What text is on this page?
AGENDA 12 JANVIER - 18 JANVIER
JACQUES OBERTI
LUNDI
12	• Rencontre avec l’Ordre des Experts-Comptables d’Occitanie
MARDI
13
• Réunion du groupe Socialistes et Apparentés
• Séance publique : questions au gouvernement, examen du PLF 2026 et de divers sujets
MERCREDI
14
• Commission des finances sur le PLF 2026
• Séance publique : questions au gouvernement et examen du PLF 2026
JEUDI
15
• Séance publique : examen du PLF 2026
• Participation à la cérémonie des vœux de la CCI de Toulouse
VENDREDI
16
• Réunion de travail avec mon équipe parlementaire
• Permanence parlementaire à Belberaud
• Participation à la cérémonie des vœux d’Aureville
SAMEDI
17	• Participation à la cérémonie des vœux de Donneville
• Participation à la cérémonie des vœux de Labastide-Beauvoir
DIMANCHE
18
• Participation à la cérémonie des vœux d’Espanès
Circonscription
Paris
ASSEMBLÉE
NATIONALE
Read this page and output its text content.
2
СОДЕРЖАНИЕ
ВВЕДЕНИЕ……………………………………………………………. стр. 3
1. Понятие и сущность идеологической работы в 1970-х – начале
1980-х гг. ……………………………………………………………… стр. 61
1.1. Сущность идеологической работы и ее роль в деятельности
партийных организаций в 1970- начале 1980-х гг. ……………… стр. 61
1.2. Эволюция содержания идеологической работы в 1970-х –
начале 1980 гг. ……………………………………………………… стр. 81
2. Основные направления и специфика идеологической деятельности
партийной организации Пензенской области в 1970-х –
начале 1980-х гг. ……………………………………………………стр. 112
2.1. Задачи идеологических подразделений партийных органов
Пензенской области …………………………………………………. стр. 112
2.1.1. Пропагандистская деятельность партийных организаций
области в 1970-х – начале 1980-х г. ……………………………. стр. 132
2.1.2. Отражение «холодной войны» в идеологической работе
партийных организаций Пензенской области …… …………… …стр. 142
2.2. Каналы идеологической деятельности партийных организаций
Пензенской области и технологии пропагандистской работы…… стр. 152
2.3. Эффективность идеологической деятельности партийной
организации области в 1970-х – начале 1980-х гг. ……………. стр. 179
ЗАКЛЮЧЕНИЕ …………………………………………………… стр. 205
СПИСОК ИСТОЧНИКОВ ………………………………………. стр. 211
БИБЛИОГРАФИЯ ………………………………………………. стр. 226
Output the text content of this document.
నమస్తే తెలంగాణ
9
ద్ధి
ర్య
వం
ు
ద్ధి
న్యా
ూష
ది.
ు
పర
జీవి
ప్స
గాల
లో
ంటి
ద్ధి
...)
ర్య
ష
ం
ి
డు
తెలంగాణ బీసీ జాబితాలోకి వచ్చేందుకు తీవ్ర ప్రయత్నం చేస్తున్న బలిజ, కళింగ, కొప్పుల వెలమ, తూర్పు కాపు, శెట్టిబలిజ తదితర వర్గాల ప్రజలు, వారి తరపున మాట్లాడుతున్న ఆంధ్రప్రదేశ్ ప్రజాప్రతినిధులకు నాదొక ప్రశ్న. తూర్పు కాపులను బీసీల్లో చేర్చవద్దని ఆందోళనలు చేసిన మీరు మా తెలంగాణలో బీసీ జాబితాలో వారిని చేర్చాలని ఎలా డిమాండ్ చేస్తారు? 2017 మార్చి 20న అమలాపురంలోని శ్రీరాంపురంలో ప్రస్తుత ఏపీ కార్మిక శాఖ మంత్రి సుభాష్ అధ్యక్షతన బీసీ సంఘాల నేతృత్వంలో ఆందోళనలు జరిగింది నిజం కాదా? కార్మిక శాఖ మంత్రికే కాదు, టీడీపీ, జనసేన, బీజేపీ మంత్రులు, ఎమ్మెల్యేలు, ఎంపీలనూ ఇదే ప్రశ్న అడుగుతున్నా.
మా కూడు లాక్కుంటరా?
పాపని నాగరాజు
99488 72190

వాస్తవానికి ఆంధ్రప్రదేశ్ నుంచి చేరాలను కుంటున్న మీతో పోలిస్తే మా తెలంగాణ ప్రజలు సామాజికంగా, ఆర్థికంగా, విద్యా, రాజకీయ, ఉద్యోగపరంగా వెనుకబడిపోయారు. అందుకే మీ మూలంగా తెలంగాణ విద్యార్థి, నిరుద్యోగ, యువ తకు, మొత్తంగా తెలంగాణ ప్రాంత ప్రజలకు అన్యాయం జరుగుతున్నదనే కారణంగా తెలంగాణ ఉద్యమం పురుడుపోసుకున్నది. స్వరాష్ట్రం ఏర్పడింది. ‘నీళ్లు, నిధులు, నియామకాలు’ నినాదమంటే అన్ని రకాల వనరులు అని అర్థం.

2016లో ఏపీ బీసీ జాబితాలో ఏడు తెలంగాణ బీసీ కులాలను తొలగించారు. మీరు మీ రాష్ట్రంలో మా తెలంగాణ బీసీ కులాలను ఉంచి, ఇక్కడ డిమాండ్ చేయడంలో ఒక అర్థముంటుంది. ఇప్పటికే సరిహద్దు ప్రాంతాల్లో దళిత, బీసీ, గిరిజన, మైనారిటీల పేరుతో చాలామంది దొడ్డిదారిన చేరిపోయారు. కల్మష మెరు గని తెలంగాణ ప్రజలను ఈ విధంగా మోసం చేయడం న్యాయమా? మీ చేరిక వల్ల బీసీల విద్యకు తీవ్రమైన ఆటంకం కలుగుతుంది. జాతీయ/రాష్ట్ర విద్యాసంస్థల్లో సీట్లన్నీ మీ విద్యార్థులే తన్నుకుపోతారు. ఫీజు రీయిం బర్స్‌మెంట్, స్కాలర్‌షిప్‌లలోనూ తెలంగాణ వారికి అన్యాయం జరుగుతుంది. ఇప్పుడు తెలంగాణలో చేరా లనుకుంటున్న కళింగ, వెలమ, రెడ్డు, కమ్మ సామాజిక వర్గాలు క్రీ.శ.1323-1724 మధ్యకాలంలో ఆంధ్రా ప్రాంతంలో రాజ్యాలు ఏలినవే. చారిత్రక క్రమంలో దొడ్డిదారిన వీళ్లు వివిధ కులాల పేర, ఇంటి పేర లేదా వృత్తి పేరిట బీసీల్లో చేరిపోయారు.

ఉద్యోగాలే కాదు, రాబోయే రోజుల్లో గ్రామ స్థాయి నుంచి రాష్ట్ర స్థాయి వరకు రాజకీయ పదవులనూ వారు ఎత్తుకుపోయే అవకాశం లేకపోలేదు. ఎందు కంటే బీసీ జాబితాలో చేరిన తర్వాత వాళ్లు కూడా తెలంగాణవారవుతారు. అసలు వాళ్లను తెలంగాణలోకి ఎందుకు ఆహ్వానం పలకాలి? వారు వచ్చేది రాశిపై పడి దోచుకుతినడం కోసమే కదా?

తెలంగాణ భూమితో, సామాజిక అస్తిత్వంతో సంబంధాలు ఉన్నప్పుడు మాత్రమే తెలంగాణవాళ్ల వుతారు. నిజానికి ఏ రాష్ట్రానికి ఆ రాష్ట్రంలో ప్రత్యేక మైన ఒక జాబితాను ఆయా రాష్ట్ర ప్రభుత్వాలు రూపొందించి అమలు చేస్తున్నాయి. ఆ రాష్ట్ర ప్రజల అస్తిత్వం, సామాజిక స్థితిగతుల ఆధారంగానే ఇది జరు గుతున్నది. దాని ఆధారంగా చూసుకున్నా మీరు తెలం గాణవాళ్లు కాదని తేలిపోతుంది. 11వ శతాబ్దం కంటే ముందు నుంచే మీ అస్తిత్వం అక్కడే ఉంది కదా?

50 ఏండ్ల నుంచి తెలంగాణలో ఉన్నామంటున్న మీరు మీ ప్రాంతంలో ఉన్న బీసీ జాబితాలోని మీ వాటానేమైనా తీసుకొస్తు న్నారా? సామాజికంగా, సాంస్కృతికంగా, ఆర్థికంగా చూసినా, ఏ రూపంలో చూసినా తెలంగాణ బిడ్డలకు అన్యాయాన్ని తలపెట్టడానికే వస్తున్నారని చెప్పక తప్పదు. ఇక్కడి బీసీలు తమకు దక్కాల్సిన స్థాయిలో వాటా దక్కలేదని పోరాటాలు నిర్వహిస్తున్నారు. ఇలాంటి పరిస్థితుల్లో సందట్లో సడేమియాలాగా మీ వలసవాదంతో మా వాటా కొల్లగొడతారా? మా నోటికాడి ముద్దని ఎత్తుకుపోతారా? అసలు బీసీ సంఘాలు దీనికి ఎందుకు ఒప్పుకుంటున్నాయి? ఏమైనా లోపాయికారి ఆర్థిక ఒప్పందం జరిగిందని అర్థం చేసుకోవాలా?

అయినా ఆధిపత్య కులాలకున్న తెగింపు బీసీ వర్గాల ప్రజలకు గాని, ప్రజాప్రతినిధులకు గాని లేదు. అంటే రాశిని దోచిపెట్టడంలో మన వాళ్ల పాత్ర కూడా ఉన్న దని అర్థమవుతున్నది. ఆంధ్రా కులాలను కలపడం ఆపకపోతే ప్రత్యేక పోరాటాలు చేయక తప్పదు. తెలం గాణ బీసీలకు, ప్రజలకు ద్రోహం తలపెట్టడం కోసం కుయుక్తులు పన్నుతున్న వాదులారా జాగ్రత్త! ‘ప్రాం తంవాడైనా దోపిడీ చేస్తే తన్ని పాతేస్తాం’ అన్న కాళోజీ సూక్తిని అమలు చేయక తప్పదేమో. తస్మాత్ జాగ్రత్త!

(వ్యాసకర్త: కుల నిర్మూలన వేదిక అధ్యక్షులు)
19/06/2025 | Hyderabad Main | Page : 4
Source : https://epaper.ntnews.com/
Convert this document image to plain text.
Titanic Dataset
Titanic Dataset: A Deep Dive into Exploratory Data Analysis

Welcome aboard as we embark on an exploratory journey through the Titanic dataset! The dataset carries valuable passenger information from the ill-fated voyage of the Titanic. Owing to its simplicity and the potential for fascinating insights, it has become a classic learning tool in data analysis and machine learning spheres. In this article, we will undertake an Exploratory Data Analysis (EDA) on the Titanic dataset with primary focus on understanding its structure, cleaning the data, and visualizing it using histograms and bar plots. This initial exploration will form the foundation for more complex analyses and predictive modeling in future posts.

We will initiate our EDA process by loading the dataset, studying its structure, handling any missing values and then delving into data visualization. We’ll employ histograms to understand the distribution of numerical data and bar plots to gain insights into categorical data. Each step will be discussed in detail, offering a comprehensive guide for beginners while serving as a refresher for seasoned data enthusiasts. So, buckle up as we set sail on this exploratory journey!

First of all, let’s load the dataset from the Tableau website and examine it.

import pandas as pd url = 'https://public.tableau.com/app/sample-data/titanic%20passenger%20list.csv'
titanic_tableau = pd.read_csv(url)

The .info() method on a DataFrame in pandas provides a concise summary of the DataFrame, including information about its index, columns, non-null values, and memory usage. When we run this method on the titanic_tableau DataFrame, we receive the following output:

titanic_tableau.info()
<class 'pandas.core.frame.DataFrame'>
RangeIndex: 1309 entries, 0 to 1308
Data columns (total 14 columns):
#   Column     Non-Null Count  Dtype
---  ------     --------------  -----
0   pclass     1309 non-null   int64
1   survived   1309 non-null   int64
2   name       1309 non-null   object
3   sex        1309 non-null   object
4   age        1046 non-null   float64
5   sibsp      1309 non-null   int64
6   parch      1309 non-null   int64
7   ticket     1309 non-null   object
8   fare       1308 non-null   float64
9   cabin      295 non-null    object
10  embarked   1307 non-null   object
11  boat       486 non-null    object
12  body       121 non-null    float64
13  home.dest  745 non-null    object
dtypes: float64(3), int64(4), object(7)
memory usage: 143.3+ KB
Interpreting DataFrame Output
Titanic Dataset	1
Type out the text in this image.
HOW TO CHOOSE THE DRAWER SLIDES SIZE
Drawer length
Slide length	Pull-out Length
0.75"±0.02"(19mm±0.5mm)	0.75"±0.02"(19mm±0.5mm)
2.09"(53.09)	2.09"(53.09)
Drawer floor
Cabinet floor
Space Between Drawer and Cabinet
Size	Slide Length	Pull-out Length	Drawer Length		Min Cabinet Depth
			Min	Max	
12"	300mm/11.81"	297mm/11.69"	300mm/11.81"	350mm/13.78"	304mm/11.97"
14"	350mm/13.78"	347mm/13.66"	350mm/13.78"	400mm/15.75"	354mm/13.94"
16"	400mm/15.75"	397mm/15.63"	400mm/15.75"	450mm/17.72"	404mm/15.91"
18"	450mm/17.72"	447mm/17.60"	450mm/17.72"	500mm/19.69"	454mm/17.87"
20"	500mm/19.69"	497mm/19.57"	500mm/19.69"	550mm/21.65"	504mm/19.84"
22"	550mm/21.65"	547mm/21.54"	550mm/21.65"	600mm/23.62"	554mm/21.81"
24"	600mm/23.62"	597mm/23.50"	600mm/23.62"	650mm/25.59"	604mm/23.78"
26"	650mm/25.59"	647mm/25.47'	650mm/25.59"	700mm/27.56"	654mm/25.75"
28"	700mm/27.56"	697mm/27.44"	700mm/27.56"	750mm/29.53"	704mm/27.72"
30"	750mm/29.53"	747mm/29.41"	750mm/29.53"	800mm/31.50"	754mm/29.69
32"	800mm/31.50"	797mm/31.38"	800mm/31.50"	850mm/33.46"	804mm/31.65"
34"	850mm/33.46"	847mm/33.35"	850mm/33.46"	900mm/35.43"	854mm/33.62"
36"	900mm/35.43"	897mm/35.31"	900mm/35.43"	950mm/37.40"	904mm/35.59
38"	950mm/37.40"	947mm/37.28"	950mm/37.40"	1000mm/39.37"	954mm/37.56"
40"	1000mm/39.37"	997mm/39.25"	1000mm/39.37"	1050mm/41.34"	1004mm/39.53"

########

Search the data above for the string "cérémonie" and return every line that has it.

• Participation à la cérémonie des vœux de la CCI de Toulouse
• Participation à la cérémonie des vœux d’Aureville
17	• Participation à la cérémonie des vœux de Donneville
• Participation à la cérémonie des vœux de Labastide-Beauvoir
• Participation à la cérémonie des vœux d’Espanès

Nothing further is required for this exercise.